Stored items from a collection

──────

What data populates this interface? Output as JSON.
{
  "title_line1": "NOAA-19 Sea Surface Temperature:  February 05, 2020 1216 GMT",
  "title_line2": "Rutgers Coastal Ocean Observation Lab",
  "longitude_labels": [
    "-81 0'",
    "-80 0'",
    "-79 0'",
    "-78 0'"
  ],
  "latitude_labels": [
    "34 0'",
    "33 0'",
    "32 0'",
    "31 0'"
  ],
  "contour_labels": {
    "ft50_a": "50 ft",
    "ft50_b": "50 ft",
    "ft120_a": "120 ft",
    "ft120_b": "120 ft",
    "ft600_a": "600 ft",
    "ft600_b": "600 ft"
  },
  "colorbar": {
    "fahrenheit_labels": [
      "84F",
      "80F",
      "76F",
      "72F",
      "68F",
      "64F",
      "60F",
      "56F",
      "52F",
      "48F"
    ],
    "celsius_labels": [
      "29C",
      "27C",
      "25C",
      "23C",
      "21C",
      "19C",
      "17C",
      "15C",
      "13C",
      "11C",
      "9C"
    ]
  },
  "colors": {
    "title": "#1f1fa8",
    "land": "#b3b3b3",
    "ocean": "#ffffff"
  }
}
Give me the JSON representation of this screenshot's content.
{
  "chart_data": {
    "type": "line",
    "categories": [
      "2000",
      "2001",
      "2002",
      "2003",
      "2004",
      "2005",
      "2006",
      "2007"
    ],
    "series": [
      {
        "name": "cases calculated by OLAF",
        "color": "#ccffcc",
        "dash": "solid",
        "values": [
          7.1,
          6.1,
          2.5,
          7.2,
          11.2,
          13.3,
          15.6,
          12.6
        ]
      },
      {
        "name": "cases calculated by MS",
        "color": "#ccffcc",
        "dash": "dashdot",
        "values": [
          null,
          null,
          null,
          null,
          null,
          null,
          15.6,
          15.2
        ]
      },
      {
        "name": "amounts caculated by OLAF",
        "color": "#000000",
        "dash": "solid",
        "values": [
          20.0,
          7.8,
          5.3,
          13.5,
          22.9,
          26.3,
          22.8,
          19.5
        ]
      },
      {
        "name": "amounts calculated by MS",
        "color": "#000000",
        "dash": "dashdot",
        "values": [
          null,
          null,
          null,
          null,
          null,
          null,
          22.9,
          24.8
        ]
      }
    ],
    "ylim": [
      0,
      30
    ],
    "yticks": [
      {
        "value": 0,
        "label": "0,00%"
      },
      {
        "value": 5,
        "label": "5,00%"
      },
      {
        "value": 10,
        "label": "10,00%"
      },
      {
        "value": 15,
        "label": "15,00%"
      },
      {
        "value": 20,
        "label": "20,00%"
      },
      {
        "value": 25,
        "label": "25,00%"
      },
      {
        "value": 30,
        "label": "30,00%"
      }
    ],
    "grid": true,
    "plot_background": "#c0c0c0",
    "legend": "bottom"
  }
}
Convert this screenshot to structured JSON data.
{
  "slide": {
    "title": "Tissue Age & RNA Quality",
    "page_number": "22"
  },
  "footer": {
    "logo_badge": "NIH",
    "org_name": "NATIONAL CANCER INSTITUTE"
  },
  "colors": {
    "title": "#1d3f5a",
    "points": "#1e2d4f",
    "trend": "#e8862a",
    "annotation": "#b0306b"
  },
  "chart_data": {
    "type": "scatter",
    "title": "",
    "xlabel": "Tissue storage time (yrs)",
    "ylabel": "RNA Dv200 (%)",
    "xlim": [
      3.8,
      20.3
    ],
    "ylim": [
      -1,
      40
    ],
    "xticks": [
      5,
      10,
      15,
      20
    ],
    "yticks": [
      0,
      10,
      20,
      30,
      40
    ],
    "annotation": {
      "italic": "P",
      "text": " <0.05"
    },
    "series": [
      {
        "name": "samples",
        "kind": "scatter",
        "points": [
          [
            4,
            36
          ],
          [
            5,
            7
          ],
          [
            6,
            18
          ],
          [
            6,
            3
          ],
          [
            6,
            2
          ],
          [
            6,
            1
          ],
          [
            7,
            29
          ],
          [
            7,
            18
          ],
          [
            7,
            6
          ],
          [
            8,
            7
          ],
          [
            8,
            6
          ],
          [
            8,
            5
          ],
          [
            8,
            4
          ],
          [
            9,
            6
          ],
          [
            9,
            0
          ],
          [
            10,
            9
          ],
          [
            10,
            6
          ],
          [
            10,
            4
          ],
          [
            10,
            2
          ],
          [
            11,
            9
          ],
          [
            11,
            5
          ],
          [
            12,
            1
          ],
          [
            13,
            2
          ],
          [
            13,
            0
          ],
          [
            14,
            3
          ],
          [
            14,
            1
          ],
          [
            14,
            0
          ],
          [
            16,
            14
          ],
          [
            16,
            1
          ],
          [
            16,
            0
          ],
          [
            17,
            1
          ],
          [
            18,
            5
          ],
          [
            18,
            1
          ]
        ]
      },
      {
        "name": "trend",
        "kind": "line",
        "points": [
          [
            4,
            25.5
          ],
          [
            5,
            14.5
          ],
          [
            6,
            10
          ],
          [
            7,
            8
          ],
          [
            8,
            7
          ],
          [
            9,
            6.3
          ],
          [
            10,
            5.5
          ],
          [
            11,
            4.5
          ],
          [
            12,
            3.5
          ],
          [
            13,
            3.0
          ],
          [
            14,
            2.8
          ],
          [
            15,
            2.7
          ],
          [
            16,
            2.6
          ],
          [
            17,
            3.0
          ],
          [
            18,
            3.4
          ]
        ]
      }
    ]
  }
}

──────

From the preceding material, extract every line exactly.

- **Written answer**:
What data populates this interface? Output as JSON.
{
  "title_line1": "NOAA-19 Sea Surface Temperature:  February 05, 2020 1216 GMT",
  "title_line2": "Rutgers Coastal Ocean Observation Lab",
  "longitude_labels": [
    "-81 0'",
    "-80 0'",
    "-79 0'",
    "-78 0'"
  ],
  "latitude_labels": [
    "34 0'",
    "33 0'",
    "32 0'",
    "31 0'"
  ],
  "contour_labels": {
    "ft50_a": "50 ft",
    "ft50_b": "50 ft",
    "ft120_a": "120 ft",
    "ft120_b": "120 ft",
    "ft600_a": "600 ft",
    "ft600_b": "600 ft"
  },
  "colorbar": {
    "fahrenheit_labels": [
      "84F",
      "80F",
      "76F",
      "72F",
      "68F",
      "64F",
      "60F",
      "56F",
      "52F",
      "48F"
    ],
    "celsius_labels": [
      "29C",
      "27C",
      "25C",
      "23C",
      "21C",
      "19C",
      "17C",
      "15C",
      "13C",
      "11C",
      "9C"
    ]
  },
  "colors": {
    "title": "#1f1fa8",
    "land": "#b3b3b3",
    "ocean": "#ffffff"
  }
}
Give me the JSON representation of this screenshot's content.
{
  "chart_data": {
    "type": "line",
    "categories": [
      "2000",
      "2001",
      "2002",
      "2003",
      "2004",
      "2005",
      "2006",
      "2007"
    ],
    "series": [
      {
        "name": "cases calculated by OLAF",
        "color": "#ccffcc",
        "dash": "solid",
        "values": [
          7.1,
          6.1,
          2.5,
          7.2,
          11.2,
          13.3,
          15.6,
          12.6
        ]
      },
      {
        "name": "cases calculated by MS",
        "color": "#ccffcc",
        "dash": "dashdot",
        "values": [
          null,
          null,
          null,
          null,
          null,
          null,
          15.6,
          15.2
        ]
      },
      {
        "name": "amounts caculated by OLAF",
        "color": "#000000",
        "dash": "solid",
        "values": [
          20.0,
          7.8,
          5.3,
          13.5,
          22.9,
          26.3,
          22.8,
          19.5
        ]
      },
      {
        "name": "amounts calculated by MS",
        "color": "#000000",
        "dash": "dashdot",
        "values": [
          null,
          null,
          null,
          null,
          null,
          null,
          22.9,
          24.8
        ]
      }
    ],
    "ylim": [
      0,
      30
    ],
    "yticks": [
      {
        "value": 0,
        "label": "0,00%"
      },
      {
        "value": 5,
        "label": "5,00%"
      },
      {
        "value": 10,
        "label": "10,00%"
      },
      {
        "value": 15,
        "label": "15,00%"
      },
      {
        "value": 20,
        "label": "20,00%"
      },
      {
        "value": 25,
        "label": "25,00%"
      },
      {
        "value": 30,
        "label": "30,00%"
      }
    ],
    "grid": true,
    "plot_background": "#c0c0c0",
    "legend": "bottom"
  }
}
Convert this screenshot to structured JSON data.
{
  "slide": {
    "title": "Tissue Age & RNA Quality",
    "page_number": "22"
  },
  "footer": {
    "logo_badge": "NIH",
    "org_name": "NATIONAL CANCER INSTITUTE"
  },
  "colors": {
    "title": "#1d3f5a",
    "points": "#1e2d4f",
    "trend": "#e8862a",
    "annotation": "#b0306b"
  },
  "chart_data": {
    "type": "scatter",
    "title": "",
    "xlabel": "Tissue storage time (yrs)",
    "ylabel": "RNA Dv200 (%)",
    "xlim": [
      3.8,
      20.3
    ],
    "ylim": [
      -1,
      40
    ],
    "xticks": [
      5,
      10,
      15,
      20
    ],
    "yticks": [
      0,
      10,
      20,
      30,
      40
    ],
    "annotation": {
      "italic": "P",
      "text": " <0.05"
    },
    "series": [
      {
        "name": "samples",
        "kind": "scatter",
        "points": [
          [
            4,
            36
          ],
          [
            5,
            7
          ],
          [
            6,
            18
          ],
          [
            6,
            3
          ],
          [
            6,
            2
          ],
          [
            6,
            1
          ],
          [
            7,
            29
          ],
          [
            7,
            18
          ],
          [
            7,
            6
          ],
          [
            8,
            7
          ],
          [
            8,
            6
          ],
          [
            8,
            5
          ],
          [
            8,
            4
          ],
          [
            9,
            6
          ],
          [
            9,
            0
          ],
          [
            10,
            9
          ],
          [
            10,
            6
          ],
          [
            10,
            4
          ],
          [
            10,
            2
          ],
          [
            11,
            9
          ],
          [
            11,
            5
          ],
          [
            12,
            1
          ],
          [
            13,
            2
          ],
          [
            13,
            0
          ],
          [
            14,
            3
          ],
          [
            14,
            1
          ],
          [
            14,
            0
          ],
          [
            16,
            14
          ],
          [
            16,
            1
          ],
          [
            16,
            0
          ],
          [
            17,
            1
          ],
          [
            18,
            5
          ],
          [
            18,
            1
          ]
        ]
      },
      {
        "name": "trend",
        "kind": "line",
        "points": [
          [
            4,
            25.5
          ],
          [
            5,
            14.5
          ],
          [
            6,
            10
          ],
          [
            7,
            8
          ],
          [
            8,
            7
          ],
          [
            9,
            6.3
          ],
          [
            10,
            5.5
          ],
          [
            11,
            4.5
          ],
          [
            12,
            3.5
          ],
          [
            13,
            3.0
          ],
          [
            14,
            2.8
          ],
          [
            15,
            2.7
          ],
          [
            16,
            2.6
          ],
          [
            17,
            3.0
          ],
          [
            18,
            3.4
          ]
        ]
      }
    ]
  }
}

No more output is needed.